■ YOUR OBJECTIVE ■
Find the word "coins" in the records below. List each line containing it.

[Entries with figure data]
....
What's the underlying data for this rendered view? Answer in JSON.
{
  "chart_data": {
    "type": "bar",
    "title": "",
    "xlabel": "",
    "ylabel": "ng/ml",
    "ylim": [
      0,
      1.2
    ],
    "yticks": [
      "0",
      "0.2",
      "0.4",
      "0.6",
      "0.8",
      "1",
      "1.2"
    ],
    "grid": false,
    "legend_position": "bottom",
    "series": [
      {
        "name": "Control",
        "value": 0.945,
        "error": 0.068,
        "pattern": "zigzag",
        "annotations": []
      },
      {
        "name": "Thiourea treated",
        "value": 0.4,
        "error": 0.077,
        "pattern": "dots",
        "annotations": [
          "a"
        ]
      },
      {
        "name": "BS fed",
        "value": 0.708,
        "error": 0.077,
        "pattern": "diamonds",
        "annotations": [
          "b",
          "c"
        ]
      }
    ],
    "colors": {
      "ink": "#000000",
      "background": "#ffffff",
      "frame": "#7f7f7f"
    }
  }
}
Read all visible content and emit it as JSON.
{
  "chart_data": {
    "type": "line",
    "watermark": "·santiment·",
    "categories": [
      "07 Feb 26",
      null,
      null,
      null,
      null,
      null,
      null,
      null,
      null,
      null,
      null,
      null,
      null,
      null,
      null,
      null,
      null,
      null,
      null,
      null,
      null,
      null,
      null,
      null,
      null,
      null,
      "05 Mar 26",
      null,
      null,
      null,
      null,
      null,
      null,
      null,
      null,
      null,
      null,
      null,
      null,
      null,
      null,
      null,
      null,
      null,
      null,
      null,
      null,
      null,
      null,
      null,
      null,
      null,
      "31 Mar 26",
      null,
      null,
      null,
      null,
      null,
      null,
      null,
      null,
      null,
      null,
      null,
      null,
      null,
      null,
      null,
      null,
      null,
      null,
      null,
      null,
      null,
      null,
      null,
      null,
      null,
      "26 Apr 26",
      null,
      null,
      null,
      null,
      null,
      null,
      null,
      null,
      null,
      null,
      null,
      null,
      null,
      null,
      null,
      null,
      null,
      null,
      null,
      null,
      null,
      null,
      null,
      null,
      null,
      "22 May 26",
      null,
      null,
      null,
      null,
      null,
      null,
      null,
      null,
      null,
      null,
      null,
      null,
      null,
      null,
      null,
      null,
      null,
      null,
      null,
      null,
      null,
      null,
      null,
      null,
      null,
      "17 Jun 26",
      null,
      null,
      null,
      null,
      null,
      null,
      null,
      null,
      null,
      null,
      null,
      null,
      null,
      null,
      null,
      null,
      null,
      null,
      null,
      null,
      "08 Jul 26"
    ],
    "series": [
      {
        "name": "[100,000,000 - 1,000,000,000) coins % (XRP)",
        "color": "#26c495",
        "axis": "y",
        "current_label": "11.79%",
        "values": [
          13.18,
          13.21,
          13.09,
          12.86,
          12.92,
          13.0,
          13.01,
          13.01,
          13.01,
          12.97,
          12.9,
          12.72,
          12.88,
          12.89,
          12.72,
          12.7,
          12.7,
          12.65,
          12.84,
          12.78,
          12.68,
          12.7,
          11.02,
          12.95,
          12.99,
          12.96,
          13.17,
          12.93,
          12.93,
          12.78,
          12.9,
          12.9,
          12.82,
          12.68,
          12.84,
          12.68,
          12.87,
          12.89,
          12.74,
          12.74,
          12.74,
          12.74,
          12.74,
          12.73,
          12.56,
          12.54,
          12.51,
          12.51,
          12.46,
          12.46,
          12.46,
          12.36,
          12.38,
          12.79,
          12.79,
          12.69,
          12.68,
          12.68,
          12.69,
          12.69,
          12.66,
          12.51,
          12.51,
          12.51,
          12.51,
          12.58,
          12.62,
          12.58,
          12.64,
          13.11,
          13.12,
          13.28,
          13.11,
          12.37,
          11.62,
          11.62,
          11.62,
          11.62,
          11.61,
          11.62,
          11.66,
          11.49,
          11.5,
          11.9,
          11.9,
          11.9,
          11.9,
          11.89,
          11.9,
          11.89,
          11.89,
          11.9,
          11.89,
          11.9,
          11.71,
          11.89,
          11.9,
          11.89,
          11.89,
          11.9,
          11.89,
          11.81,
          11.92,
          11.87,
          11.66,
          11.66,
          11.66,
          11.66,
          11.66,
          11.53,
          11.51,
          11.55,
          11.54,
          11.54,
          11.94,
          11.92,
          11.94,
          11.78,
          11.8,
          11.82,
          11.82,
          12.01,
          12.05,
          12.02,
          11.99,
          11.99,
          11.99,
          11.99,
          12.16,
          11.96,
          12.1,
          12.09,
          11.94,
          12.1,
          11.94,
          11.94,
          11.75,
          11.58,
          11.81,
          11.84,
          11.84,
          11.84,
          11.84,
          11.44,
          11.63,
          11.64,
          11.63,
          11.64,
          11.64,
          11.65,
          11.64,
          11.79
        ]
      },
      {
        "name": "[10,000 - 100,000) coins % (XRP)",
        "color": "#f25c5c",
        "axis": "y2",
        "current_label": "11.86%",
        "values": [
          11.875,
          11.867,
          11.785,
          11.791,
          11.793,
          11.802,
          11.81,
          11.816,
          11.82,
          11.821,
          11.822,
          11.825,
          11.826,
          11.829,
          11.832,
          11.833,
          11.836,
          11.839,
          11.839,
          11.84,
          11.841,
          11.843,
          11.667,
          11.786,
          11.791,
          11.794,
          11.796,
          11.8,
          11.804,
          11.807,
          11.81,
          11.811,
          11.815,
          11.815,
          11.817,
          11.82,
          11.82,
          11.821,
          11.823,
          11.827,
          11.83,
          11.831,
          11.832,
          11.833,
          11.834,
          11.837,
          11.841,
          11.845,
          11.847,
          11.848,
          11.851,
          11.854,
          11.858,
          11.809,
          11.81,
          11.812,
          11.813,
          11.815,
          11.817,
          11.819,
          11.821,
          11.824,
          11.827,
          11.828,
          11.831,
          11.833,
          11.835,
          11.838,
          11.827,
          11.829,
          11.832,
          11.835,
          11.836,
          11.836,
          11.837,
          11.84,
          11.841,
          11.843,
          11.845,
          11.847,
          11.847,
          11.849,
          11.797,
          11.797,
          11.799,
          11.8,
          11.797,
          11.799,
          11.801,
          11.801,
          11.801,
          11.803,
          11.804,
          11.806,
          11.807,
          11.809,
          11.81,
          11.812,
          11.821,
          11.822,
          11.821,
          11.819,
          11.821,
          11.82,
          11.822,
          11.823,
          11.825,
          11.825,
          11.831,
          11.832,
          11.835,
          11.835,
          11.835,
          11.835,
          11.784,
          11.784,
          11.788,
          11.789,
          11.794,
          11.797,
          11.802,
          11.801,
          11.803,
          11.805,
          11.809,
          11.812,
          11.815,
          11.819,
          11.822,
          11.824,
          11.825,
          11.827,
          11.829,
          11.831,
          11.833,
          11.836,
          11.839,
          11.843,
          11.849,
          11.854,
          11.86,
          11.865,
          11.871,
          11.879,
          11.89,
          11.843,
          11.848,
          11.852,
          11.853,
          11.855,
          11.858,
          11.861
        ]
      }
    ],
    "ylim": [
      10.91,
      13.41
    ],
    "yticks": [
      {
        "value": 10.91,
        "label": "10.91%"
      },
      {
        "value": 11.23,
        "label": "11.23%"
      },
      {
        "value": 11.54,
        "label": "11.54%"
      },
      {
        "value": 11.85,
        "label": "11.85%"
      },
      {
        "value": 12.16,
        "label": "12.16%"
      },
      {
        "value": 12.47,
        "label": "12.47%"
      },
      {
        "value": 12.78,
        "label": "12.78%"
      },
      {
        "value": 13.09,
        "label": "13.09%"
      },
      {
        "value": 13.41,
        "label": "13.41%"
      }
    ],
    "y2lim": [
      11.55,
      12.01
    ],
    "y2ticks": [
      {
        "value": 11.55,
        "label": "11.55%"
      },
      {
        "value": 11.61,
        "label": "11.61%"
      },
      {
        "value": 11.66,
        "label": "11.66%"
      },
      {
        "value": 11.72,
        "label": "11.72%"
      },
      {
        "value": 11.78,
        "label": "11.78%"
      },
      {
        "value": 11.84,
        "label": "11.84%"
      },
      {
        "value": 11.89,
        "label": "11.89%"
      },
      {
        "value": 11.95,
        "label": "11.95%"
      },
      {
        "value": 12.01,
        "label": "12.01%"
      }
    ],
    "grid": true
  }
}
....
■ EXERCISE ANSWER ■
        "name": "[100,000,000 - 1,000,000,000) coins % (XRP)",
        "name": "[10,000 - 100,000) coins % (XRP)",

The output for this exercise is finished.